### What is required:
Out of the lines in this data, how many include "center"? Give the number and nothing else.

Stored entries:
***

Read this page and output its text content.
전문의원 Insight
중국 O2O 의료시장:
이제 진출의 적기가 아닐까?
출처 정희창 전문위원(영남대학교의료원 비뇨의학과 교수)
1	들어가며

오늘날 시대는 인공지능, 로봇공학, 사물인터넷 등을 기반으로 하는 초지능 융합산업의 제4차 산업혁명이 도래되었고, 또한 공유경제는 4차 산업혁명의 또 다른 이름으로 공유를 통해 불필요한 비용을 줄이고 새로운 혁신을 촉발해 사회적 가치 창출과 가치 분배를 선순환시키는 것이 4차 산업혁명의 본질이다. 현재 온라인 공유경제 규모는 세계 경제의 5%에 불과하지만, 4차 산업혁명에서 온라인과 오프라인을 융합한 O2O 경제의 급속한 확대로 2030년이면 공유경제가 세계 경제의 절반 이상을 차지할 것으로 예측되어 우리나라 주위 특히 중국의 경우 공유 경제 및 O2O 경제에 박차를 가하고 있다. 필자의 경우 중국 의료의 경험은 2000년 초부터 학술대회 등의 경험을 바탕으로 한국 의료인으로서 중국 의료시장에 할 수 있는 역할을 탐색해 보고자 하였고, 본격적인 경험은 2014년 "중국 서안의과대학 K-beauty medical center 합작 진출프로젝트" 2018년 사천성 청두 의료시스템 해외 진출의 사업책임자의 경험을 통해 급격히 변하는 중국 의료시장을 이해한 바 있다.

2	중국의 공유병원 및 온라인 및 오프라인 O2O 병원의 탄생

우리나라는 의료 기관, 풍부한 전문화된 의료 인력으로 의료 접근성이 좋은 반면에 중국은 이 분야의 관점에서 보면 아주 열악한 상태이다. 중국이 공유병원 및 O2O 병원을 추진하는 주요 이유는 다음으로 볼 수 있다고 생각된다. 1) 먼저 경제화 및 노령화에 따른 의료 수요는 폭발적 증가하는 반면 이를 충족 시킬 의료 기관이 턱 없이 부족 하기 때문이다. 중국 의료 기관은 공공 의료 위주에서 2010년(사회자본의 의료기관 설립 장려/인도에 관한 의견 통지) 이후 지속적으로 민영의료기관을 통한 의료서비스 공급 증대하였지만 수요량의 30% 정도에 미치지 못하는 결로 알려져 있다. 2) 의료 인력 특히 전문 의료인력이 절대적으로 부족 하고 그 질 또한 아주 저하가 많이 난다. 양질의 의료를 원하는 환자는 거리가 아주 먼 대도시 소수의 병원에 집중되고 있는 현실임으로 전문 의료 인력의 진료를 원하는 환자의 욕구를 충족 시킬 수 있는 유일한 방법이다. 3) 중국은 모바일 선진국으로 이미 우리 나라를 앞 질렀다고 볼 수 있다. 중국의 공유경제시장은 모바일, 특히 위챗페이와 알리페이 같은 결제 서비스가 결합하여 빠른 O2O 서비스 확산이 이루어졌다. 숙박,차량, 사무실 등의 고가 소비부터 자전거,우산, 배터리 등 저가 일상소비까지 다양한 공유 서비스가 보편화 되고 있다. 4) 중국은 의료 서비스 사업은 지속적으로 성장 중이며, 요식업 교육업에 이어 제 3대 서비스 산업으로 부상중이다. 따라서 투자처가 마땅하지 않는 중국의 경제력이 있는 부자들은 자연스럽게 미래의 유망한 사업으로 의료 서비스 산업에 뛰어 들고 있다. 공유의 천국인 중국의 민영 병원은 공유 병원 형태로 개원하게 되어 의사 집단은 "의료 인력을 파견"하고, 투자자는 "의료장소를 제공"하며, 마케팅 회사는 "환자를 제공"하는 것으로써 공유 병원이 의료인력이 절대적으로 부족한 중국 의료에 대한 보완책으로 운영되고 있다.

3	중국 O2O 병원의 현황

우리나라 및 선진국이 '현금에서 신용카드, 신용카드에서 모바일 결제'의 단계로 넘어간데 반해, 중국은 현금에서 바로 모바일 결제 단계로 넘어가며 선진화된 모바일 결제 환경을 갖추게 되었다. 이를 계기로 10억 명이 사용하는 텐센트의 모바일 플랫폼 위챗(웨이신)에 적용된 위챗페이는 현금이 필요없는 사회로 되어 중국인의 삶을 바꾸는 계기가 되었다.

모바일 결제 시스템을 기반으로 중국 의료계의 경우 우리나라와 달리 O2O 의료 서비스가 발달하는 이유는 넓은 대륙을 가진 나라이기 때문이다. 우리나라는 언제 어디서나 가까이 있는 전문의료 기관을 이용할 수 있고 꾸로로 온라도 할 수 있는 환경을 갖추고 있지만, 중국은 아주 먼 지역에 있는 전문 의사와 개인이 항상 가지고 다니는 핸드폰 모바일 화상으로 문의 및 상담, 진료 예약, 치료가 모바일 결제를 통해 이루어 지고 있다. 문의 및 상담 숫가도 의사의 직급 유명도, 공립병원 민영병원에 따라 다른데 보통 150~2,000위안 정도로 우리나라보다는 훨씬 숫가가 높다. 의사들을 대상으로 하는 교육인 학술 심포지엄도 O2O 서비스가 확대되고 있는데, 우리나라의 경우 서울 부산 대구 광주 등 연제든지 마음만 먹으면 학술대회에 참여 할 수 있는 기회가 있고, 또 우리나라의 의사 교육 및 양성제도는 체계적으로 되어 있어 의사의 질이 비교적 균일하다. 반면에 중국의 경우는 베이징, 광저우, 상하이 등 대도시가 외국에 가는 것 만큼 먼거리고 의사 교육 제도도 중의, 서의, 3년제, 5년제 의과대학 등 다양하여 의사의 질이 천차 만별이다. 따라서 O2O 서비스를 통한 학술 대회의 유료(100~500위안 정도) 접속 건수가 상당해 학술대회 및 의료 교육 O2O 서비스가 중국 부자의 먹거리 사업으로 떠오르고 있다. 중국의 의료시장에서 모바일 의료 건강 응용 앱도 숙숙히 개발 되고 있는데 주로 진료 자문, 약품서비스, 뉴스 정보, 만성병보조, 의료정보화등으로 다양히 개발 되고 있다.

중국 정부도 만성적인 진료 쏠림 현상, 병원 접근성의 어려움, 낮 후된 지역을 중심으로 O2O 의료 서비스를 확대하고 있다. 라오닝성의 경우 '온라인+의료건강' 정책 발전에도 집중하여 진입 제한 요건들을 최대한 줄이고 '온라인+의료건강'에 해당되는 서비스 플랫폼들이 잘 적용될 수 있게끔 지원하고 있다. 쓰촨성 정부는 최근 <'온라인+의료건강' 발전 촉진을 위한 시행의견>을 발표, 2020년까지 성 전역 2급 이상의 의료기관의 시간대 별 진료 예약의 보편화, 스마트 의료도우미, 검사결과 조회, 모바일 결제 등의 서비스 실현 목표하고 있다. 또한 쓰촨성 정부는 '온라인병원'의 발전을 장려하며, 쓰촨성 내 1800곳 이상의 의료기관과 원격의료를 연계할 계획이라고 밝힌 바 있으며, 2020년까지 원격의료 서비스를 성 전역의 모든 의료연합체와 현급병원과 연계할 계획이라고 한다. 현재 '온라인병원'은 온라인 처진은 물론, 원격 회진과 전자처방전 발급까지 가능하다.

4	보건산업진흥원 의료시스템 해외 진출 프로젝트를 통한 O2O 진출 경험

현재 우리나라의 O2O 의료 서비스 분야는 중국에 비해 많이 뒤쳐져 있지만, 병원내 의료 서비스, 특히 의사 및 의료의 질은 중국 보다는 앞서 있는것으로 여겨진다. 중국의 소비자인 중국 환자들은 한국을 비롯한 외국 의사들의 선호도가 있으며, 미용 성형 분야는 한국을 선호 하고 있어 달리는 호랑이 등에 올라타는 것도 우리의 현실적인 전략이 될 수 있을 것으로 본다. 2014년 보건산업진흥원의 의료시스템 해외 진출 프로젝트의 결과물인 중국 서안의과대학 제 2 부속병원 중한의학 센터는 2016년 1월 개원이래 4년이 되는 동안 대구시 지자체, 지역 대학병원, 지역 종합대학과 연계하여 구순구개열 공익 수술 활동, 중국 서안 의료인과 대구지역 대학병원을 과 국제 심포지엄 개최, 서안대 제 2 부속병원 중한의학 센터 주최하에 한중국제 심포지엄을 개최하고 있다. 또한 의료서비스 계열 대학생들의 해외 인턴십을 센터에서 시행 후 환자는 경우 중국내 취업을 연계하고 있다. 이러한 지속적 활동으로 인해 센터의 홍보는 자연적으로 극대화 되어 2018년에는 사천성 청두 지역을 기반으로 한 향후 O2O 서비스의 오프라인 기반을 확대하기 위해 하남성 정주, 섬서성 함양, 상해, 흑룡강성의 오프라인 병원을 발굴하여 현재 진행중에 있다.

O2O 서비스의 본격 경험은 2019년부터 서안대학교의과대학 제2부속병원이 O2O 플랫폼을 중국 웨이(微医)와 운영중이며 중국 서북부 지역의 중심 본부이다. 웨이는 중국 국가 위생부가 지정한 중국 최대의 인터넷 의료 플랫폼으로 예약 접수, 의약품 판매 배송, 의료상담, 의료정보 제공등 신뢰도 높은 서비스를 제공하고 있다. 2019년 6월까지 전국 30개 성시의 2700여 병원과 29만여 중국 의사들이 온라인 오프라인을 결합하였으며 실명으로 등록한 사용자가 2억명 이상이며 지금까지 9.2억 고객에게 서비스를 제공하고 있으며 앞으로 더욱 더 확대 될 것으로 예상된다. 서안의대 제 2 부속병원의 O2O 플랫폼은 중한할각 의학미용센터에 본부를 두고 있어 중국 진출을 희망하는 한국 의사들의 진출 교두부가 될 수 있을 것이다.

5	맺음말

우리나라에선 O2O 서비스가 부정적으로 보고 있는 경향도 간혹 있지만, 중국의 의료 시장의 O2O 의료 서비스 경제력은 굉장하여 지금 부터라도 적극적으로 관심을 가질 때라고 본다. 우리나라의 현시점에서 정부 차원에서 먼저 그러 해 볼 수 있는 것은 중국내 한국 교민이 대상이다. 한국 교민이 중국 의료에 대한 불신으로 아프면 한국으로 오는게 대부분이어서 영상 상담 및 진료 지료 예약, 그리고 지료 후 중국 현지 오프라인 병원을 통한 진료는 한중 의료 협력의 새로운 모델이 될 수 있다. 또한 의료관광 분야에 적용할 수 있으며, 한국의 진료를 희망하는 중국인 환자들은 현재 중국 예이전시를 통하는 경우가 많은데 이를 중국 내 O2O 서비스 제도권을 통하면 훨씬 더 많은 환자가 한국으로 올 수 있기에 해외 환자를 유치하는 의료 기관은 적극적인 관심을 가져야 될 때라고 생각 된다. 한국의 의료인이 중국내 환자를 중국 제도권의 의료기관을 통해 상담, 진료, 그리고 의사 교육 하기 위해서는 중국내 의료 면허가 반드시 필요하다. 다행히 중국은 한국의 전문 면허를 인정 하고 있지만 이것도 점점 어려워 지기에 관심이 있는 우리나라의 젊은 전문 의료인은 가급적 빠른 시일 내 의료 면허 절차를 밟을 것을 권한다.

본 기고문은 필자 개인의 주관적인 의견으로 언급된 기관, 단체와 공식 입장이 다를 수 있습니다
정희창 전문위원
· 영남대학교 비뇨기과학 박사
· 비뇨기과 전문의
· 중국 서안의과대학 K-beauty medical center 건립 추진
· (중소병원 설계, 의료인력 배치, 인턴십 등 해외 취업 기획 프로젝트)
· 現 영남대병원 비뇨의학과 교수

***

### Task result:
2